-- DATA SECTION start --

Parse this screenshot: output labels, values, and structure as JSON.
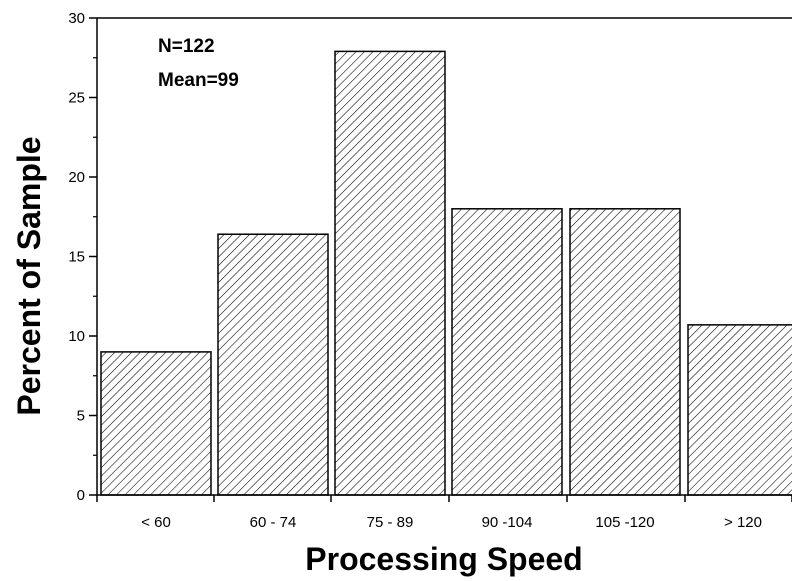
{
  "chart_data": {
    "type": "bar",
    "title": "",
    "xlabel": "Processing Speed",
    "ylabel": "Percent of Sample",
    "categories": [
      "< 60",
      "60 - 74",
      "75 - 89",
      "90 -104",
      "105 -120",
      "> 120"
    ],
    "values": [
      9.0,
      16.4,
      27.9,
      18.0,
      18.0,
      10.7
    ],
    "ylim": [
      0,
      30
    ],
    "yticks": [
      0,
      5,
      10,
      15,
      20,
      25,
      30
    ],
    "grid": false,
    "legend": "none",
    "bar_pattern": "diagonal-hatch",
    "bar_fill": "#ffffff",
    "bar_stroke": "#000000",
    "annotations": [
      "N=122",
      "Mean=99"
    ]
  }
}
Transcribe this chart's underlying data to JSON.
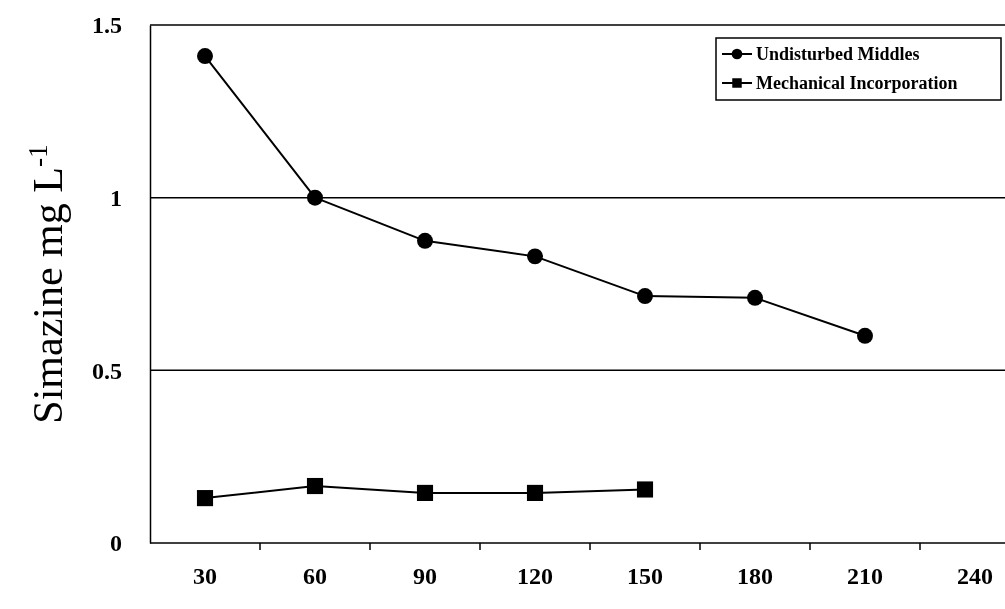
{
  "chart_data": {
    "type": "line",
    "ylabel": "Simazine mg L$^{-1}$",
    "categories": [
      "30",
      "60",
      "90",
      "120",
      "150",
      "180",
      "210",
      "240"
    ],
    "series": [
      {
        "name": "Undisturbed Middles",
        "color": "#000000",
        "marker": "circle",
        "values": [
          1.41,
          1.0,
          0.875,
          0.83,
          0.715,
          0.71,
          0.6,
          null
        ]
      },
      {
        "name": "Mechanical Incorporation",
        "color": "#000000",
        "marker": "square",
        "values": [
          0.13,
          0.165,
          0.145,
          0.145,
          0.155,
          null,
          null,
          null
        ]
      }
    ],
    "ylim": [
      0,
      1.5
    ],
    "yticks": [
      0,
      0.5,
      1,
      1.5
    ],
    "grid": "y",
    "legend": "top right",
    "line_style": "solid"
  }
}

-- DATA SECTION end --

> _SET TASK_:
Reproduce the whole listing above word for word, but not its pictures.

> _OUTPUT FOR THIS EXERCISE_:
Parse this screenshot: output labels, values, and structure as JSON.
{
  "chart_data": {
    "type": "bar",
    "title": "",
    "xlabel": "Processing Speed",
    "ylabel": "Percent of Sample",
    "categories": [
      "< 60",
      "60 - 74",
      "75 - 89",
      "90 -104",
      "105 -120",
      "> 120"
    ],
    "values": [
      9.0,
      16.4,
      27.9,
      18.0,
      18.0,
      10.7
    ],
    "ylim": [
      0,
      30
    ],
    "yticks": [
      0,
      5,
      10,
      15,
      20,
      25,
      30
    ],
    "grid": false,
    "legend": "none",
    "bar_pattern": "diagonal-hatch",
    "bar_fill": "#ffffff",
    "bar_stroke": "#000000",
    "annotations": [
      "N=122",
      "Mean=99"
    ]
  }
}
Transcribe this chart's underlying data to JSON.
{
  "chart_data": {
    "type": "line",
    "ylabel": "Simazine mg L$^{-1}$",
    "categories": [
      "30",
      "60",
      "90",
      "120",
      "150",
      "180",
      "210",
      "240"
    ],
    "series": [
      {
        "name": "Undisturbed Middles",
        "color": "#000000",
        "marker": "circle",
        "values": [
          1.41,
          1.0,
          0.875,
          0.83,
          0.715,
          0.71,
          0.6,
          null
        ]
      },
      {
        "name": "Mechanical Incorporation",
        "color": "#000000",
        "marker": "square",
        "values": [
          0.13,
          0.165,
          0.145,
          0.145,
          0.155,
          null,
          null,
          null
        ]
      }
    ],
    "ylim": [
      0,
      1.5
    ],
    "yticks": [
      0,
      0.5,
      1,
      1.5
    ],
    "grid": "y",
    "legend": "top right",
    "line_style": "solid"
  }
}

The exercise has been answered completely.